* _SELECTED EXTRACT_:

——

(1.) THERE is not much force in this second appeal, though on the short question involved in the case the courts below have expressed divergent opinions. The appellant brought the suit for a declaration that the respondent was not his legally wedded wife and consequently, the child born in the union was not also his child. The courts below have concurrently found that the appellant (a Mohamedan) married the respondent as his third wife, lived with her for about 7 years and also had a child. That concurrent finding cannot be seriously questioned in second appeal; and I confirm that finding.
(2.) THE trial court has held further that though the appellant married the respondent, it was a fasid or irregular marriage, so that the respondent was not the wife of the appellant and that the child was not his child. THE reason given by the Munsiff for holding that the marriage was irregular is that the respondent, a Shafi virgin girl with no father, grandfather or agnatic male relation alive, could have been given in marriage only by the kazi, which did not take place. On the other hand, the Subordinate judge has held that the marriage was not an irregular marriage, because Dw. 2 acted as wali and gave away the respondent in marriage to the appellant: in the opinion of the Subordinate Judge, the kazi need not necessarily be the wali in such a case. THE lower appellate court has further held that since the respondent attained puberty before the marriage, she was competent to contract a marriage by herself without the intervention of a guardian. THE lower appellate court has again held that even if the respondent was not competent to contract a marriage herself, since consummation took place and she lived as the wife for several years even after she attained majority, she ratified the marriage, which she could have repudiated when she attained majority (strictly, age of discretion which means puberty ). THE question for me to consider in second appeal is whether this view of the Subordinate Judge is not correct.

——

[Layout records]
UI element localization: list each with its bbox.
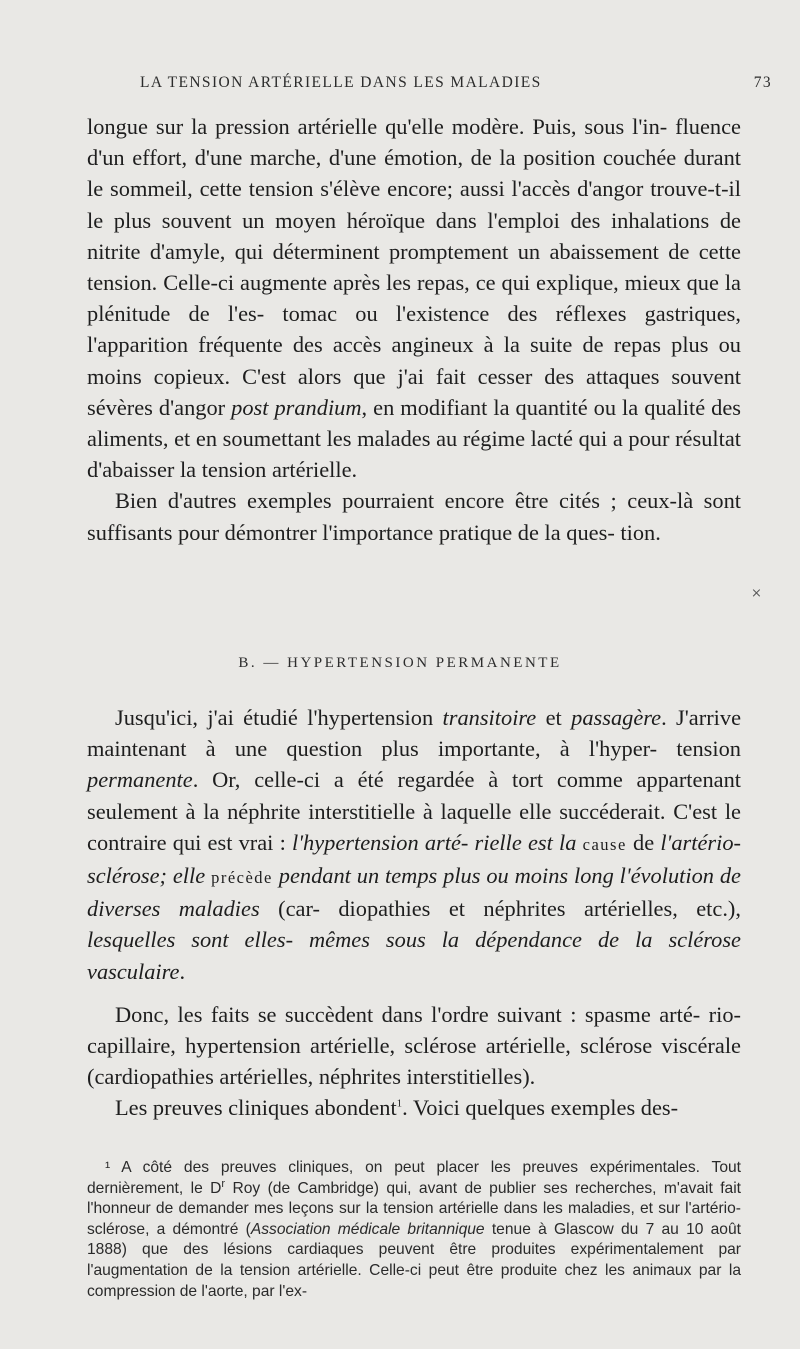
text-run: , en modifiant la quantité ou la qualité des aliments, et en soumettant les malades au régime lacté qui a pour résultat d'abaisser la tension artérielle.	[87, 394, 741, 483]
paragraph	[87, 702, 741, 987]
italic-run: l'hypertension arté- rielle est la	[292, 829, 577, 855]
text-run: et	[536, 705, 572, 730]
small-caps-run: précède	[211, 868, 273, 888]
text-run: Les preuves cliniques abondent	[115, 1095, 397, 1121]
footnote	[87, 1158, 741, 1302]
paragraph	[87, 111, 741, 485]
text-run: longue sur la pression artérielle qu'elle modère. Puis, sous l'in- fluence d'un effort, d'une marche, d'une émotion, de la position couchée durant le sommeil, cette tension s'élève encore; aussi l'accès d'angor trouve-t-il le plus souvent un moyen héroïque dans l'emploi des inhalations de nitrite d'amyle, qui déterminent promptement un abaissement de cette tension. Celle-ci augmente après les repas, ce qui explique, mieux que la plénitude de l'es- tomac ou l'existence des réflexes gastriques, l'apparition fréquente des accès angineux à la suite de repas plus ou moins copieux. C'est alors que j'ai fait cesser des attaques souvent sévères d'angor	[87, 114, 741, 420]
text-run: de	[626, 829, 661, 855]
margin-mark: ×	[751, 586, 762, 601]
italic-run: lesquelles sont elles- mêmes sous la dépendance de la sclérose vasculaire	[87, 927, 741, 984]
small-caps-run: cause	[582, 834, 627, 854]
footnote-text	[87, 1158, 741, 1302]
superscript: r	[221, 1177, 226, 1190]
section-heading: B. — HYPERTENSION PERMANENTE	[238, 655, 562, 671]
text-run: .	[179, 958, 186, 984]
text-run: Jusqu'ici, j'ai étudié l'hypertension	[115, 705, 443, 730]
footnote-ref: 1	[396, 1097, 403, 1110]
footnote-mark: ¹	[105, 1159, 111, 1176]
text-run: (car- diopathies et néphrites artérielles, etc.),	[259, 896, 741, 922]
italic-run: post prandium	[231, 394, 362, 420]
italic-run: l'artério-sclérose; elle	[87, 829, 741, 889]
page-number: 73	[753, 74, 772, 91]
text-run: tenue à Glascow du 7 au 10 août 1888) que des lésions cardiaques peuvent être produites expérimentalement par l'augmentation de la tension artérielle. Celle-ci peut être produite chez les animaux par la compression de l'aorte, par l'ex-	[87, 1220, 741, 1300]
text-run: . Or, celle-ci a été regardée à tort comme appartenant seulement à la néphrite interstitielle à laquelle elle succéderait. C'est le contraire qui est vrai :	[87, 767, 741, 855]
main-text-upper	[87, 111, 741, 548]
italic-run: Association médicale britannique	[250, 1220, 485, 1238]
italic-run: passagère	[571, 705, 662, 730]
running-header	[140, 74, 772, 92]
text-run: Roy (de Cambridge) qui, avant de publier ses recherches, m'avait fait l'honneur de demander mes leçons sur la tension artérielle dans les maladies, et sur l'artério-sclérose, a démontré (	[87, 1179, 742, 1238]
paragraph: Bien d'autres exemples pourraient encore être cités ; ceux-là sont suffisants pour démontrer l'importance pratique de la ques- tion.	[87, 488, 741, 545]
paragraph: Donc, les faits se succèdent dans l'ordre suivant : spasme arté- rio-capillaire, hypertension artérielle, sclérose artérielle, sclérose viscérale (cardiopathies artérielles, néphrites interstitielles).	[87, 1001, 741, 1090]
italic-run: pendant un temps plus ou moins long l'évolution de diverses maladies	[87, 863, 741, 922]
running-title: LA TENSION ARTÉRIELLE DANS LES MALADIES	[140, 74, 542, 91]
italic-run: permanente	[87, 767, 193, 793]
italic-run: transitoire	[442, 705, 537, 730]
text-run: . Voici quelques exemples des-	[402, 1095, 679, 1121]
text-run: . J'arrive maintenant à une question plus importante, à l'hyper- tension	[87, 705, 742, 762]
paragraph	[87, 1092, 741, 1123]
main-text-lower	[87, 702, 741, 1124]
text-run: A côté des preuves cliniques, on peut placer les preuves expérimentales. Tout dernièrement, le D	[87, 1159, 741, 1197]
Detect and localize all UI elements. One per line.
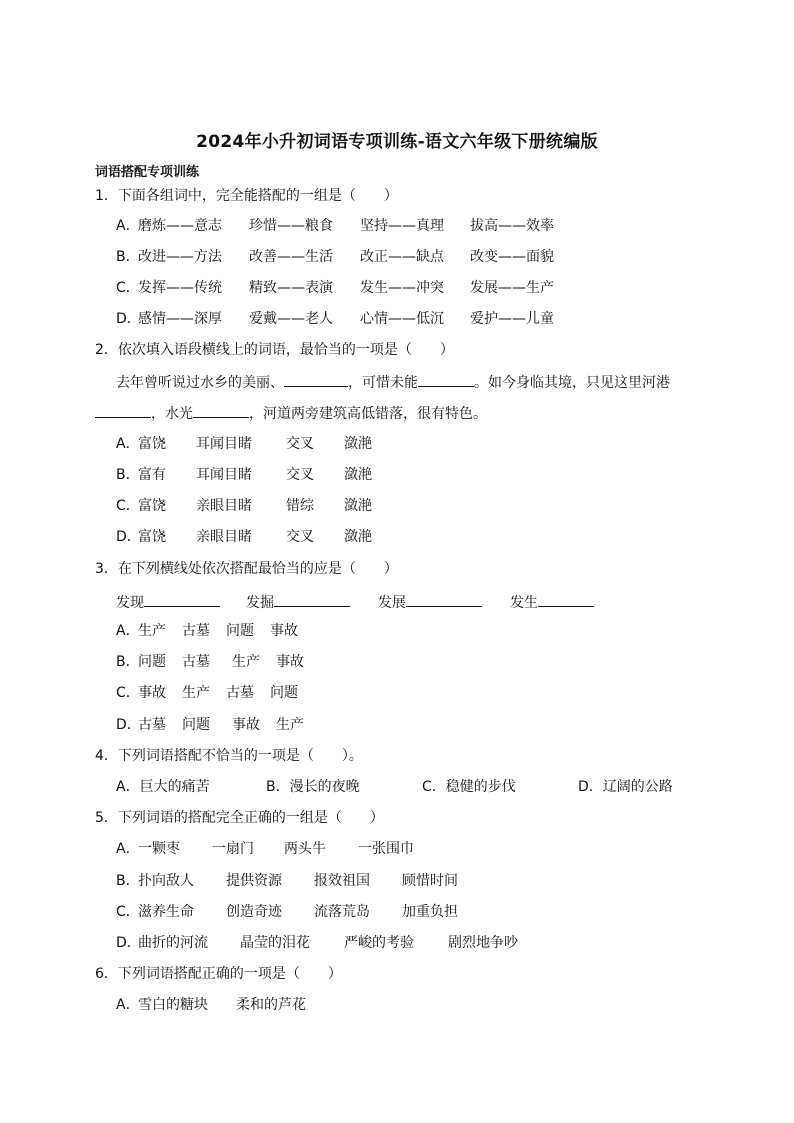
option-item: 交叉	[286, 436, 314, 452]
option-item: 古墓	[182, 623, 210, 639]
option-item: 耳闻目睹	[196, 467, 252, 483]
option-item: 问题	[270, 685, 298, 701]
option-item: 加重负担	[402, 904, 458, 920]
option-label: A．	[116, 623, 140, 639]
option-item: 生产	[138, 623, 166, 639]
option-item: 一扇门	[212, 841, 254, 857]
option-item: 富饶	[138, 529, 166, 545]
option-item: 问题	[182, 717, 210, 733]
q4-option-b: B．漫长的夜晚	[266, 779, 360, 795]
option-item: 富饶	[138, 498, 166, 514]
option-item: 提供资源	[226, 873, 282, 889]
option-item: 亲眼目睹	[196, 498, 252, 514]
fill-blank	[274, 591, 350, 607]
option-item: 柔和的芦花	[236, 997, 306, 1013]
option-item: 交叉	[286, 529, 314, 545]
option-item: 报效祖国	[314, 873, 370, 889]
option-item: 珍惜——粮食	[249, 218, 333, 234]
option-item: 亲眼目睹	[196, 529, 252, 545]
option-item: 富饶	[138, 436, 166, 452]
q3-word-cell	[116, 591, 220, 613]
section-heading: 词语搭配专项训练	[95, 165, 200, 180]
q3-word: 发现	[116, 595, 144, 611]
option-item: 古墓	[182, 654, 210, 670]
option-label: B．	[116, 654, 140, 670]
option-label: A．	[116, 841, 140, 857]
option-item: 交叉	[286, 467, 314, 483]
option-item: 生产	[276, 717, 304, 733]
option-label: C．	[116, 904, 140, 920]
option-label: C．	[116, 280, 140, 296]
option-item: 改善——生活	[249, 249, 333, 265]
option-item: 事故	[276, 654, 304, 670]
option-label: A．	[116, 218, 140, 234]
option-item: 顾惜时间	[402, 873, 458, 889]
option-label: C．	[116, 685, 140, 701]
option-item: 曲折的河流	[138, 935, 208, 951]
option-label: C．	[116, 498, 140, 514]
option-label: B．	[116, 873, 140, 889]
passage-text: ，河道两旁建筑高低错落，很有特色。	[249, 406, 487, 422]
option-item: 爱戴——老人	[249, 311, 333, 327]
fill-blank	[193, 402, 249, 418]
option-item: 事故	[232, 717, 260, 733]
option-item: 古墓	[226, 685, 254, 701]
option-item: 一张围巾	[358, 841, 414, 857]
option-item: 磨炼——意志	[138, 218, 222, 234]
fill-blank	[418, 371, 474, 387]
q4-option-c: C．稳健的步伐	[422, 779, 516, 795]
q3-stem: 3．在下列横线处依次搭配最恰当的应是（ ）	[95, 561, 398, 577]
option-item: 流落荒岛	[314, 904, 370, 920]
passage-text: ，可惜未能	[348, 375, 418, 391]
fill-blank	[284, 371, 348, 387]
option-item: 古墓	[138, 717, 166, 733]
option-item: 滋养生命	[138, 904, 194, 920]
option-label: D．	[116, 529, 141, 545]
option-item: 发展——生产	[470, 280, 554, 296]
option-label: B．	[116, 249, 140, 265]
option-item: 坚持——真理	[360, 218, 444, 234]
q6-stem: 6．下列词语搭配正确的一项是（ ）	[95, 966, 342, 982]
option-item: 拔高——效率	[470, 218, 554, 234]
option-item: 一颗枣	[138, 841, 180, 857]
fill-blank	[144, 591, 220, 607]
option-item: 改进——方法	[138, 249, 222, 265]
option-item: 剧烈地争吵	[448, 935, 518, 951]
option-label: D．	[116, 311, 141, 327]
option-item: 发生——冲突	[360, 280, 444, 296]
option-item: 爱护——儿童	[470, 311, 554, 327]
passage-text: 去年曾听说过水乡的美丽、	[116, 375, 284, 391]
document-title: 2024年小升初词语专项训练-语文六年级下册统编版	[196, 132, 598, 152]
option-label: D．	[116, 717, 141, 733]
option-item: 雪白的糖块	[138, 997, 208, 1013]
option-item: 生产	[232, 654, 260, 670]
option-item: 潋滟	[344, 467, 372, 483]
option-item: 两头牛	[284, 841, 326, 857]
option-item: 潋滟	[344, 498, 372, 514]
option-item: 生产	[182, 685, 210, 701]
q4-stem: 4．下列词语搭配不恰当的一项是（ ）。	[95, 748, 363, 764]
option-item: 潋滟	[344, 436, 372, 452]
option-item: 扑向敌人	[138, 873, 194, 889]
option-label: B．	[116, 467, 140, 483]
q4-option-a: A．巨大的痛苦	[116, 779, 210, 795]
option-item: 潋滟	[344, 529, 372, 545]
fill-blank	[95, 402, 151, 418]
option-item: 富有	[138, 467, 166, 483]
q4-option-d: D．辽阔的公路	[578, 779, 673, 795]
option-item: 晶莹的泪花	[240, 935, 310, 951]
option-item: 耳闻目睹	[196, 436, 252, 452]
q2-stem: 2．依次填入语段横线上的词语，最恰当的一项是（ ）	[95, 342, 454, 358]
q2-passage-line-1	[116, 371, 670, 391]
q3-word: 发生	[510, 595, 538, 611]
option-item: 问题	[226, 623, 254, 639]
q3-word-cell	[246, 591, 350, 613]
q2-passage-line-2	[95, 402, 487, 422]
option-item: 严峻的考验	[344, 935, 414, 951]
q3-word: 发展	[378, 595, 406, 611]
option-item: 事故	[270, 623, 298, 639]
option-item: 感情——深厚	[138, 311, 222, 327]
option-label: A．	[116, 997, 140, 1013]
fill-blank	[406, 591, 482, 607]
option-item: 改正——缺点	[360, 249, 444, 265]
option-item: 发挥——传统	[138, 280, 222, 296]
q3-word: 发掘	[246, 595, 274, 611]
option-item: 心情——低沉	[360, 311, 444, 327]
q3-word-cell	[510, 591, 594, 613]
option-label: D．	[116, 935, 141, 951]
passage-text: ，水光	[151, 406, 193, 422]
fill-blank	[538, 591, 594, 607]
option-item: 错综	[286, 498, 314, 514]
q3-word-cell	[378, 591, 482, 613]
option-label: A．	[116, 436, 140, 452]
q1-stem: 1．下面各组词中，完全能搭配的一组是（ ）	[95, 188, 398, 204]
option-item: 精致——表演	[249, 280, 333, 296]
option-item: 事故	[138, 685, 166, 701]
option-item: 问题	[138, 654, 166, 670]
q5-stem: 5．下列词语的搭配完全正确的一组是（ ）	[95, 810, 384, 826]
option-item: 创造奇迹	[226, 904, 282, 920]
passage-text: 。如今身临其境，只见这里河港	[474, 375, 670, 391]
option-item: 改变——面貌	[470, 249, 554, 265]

——

* _PROMPT 1_:
Set down the passage of the second-appeal judgment between "(1.) THERE is" and "confirm that finding.", inclusive, word for word.
* _PROMPT 2_:
In the records, change "option-item" to "choice-item" in the lines between the ones holding "436, 314, 452]" and "591, 350, 607]", inclusive. Return only those lines, otherwise unaltered.
The text and the records were drawn from unrelated sources.

* _SOLUTION 1_:
(1.) THERE is not much force in this second appeal, though on the short question involved in the case the courts below have expressed divergent opinions. The appellant brought the suit for a declaration that the respondent was not his legally wedded wife and consequently, the child born in the union was not also his child. The courts below have concurrently found that the appellant (a Mohamedan) married the respondent as his third wife, lived with her for about 7 years and also had a child. That concurrent finding cannot be seriously questioned in second appeal; and I confirm that finding.

* _SOLUTION 2_:
choice-item: 交叉	[286, 436, 314, 452]
choice-item: 古墓	[182, 623, 210, 639]
choice-item: 耳闻目睹	[196, 467, 252, 483]
choice-item: 问题	[270, 685, 298, 701]
choice-item: 加重负担	[402, 904, 458, 920]
option-label: A．	[116, 623, 140, 639]
choice-item: 生产	[138, 623, 166, 639]
choice-item: 一扇门	[212, 841, 254, 857]
choice-item: 富饶	[138, 529, 166, 545]
choice-item: 问题	[182, 717, 210, 733]
q4-option-b: B．漫长的夜晚	[266, 779, 360, 795]
choice-item: 富饶	[138, 498, 166, 514]
choice-item: 提供资源	[226, 873, 282, 889]
choice-item: 亲眼目睹	[196, 498, 252, 514]
fill-blank	[274, 591, 350, 607]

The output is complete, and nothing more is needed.